▶ [Description of the task]: Show all lines that include the string "they"; copy each one.

Data entries for graphics:
____

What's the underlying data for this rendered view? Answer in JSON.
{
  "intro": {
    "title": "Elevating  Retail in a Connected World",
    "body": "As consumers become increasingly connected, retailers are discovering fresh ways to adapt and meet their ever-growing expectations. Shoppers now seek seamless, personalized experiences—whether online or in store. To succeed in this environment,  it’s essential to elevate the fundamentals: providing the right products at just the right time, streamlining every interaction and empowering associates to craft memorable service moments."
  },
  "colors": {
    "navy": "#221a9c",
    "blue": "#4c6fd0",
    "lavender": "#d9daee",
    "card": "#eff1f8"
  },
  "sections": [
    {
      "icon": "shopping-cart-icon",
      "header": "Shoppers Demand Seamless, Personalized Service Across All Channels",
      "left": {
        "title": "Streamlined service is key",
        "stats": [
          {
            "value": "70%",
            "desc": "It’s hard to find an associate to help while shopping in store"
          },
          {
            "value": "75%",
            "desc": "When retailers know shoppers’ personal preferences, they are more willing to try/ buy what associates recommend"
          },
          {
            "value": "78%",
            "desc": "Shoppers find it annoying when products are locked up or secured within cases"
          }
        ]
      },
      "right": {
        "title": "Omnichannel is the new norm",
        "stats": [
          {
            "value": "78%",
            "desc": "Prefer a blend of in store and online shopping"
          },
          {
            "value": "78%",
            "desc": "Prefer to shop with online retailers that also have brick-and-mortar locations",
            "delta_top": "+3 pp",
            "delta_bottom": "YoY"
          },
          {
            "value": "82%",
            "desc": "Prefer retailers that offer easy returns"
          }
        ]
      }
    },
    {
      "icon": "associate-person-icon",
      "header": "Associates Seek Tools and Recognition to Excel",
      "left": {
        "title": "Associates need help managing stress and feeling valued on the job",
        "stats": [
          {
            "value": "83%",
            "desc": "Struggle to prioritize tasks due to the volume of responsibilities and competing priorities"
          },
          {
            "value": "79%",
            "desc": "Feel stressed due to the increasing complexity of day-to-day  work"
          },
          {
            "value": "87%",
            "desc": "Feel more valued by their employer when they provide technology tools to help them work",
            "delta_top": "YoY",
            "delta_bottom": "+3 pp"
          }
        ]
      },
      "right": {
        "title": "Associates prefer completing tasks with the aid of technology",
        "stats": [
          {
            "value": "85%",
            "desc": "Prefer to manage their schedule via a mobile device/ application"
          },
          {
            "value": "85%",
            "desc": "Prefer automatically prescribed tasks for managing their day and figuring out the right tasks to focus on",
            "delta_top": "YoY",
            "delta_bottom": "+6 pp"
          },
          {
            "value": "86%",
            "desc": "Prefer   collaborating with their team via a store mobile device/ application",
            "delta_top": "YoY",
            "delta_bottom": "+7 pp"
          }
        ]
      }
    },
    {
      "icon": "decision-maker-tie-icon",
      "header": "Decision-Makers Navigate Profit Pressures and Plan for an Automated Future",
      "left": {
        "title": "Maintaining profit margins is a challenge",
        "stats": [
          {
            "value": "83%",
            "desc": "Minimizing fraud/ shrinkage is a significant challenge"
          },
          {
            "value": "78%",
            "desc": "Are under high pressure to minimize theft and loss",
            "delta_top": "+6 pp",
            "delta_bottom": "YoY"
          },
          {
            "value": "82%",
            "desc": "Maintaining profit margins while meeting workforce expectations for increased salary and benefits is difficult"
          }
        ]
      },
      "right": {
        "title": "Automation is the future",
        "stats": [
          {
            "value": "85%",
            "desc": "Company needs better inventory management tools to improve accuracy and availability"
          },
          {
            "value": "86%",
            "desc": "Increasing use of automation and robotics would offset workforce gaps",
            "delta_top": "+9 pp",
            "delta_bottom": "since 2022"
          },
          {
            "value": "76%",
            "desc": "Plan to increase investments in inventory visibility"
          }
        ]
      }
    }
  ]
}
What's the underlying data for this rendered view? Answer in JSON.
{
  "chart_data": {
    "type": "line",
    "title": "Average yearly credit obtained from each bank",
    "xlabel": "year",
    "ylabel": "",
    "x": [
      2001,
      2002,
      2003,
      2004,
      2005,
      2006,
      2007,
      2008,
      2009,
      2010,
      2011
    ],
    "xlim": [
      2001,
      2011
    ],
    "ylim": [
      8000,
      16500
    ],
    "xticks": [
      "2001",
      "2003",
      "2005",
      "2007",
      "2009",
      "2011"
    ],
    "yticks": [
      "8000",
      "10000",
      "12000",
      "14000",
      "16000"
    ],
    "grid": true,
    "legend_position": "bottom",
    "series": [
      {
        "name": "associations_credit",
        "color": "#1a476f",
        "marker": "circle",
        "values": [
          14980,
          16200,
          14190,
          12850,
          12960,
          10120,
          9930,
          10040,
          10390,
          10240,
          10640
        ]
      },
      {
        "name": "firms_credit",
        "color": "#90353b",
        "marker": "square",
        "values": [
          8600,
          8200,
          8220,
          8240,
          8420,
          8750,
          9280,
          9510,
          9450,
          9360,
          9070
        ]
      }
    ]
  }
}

____

▶ [Output for this exercise]:
            "desc": "When retailers know shoppers’ personal preferences, they are more willing to try/ buy what associates recommend"
            "desc": "Feel more valued by their employer when they provide technology tools to help them work",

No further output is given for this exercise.